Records
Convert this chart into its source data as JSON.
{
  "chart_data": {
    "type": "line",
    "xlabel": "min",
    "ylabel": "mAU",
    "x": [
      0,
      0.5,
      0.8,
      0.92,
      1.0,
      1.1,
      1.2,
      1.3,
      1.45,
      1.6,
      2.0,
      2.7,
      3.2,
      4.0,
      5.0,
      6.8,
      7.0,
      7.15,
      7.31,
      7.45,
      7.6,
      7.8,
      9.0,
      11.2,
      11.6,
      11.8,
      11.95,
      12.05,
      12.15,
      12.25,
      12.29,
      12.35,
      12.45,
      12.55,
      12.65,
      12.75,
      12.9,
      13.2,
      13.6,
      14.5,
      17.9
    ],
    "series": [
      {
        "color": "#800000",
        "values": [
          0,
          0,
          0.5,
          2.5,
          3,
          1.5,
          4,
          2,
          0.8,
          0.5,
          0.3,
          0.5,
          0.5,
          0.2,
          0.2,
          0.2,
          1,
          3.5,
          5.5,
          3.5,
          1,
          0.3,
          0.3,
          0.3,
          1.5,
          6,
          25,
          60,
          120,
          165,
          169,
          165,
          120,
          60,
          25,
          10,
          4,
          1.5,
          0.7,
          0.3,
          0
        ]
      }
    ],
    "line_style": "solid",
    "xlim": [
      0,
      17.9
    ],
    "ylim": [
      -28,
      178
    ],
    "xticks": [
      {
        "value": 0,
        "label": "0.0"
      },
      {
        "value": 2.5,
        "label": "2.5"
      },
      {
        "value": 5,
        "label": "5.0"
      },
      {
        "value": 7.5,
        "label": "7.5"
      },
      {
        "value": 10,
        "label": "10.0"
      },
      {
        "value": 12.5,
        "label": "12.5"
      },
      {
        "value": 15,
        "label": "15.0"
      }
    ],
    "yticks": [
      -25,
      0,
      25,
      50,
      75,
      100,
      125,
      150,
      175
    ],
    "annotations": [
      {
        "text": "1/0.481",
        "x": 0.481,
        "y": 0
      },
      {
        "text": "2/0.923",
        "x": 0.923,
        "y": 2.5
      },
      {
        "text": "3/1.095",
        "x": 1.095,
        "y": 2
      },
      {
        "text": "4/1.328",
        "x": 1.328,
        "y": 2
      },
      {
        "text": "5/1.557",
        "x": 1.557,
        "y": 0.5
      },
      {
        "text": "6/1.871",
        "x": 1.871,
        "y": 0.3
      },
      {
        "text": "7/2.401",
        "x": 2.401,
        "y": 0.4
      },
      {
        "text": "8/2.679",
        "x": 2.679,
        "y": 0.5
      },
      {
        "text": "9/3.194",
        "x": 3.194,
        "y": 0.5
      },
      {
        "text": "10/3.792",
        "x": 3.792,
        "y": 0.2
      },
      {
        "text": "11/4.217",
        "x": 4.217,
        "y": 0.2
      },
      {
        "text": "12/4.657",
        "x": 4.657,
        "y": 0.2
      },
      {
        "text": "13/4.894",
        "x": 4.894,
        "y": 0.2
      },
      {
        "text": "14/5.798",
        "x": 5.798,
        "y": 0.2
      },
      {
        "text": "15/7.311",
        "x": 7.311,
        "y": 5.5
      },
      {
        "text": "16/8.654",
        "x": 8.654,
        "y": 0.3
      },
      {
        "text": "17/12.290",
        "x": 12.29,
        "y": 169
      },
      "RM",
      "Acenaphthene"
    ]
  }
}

◆ **What the task requires**
Using the data above, print every record exactly as shown.

◆ **Solution to this exercise**
Convert this chart into its source data as JSON.
{
  "chart_data": {
    "type": "line",
    "xlabel": "min",
    "ylabel": "mAU",
    "x": [
      0,
      0.5,
      0.8,
      0.92,
      1.0,
      1.1,
      1.2,
      1.3,
      1.45,
      1.6,
      2.0,
      2.7,
      3.2,
      4.0,
      5.0,
      6.8,
      7.0,
      7.15,
      7.31,
      7.45,
      7.6,
      7.8,
      9.0,
      11.2,
      11.6,
      11.8,
      11.95,
      12.05,
      12.15,
      12.25,
      12.29,
      12.35,
      12.45,
      12.55,
      12.65,
      12.75,
      12.9,
      13.2,
      13.6,
      14.5,
      17.9
    ],
    "series": [
      {
        "color": "#800000",
        "values": [
          0,
          0,
          0.5,
          2.5,
          3,
          1.5,
          4,
          2,
          0.8,
          0.5,
          0.3,
          0.5,
          0.5,
          0.2,
          0.2,
          0.2,
          1,
          3.5,
          5.5,
          3.5,
          1,
          0.3,
          0.3,
          0.3,
          1.5,
          6,
          25,
          60,
          120,
          165,
          169,
          165,
          120,
          60,
          25,
          10,
          4,
          1.5,
          0.7,
          0.3,
          0
        ]
      }
    ],
    "line_style": "solid",
    "xlim": [
      0,
      17.9
    ],
    "ylim": [
      -28,
      178
    ],
    "xticks": [
      {
        "value": 0,
        "label": "0.0"
      },
      {
        "value": 2.5,
        "label": "2.5"
      },
      {
        "value": 5,
        "label": "5.0"
      },
      {
        "value": 7.5,
        "label": "7.5"
      },
      {
        "value": 10,
        "label": "10.0"
      },
      {
        "value": 12.5,
        "label": "12.5"
      },
      {
        "value": 15,
        "label": "15.0"
      }
    ],
    "yticks": [
      -25,
      0,
      25,
      50,
      75,
      100,
      125,
      150,
      175
    ],
    "annotations": [
      {
        "text": "1/0.481",
        "x": 0.481,
        "y": 0
      },
      {
        "text": "2/0.923",
        "x": 0.923,
        "y": 2.5
      },
      {
        "text": "3/1.095",
        "x": 1.095,
        "y": 2
      },
      {
        "text": "4/1.328",
        "x": 1.328,
        "y": 2
      },
      {
        "text": "5/1.557",
        "x": 1.557,
        "y": 0.5
      },
      {
        "text": "6/1.871",
        "x": 1.871,
        "y": 0.3
      },
      {
        "text": "7/2.401",
        "x": 2.401,
        "y": 0.4
      },
      {
        "text": "8/2.679",
        "x": 2.679,
        "y": 0.5
      },
      {
        "text": "9/3.194",
        "x": 3.194,
        "y": 0.5
      },
      {
        "text": "10/3.792",
        "x": 3.792,
        "y": 0.2
      },
      {
        "text": "11/4.217",
        "x": 4.217,
        "y": 0.2
      },
      {
        "text": "12/4.657",
        "x": 4.657,
        "y": 0.2
      },
      {
        "text": "13/4.894",
        "x": 4.894,
        "y": 0.2
      },
      {
        "text": "14/5.798",
        "x": 5.798,
        "y": 0.2
      },
      {
        "text": "15/7.311",
        "x": 7.311,
        "y": 5.5
      },
      {
        "text": "16/8.654",
        "x": 8.654,
        "y": 0.3
      },
      {
        "text": "17/12.290",
        "x": 12.29,
        "y": 169
      },
      "RM",
      "Acenaphthene"
    ]
  }
}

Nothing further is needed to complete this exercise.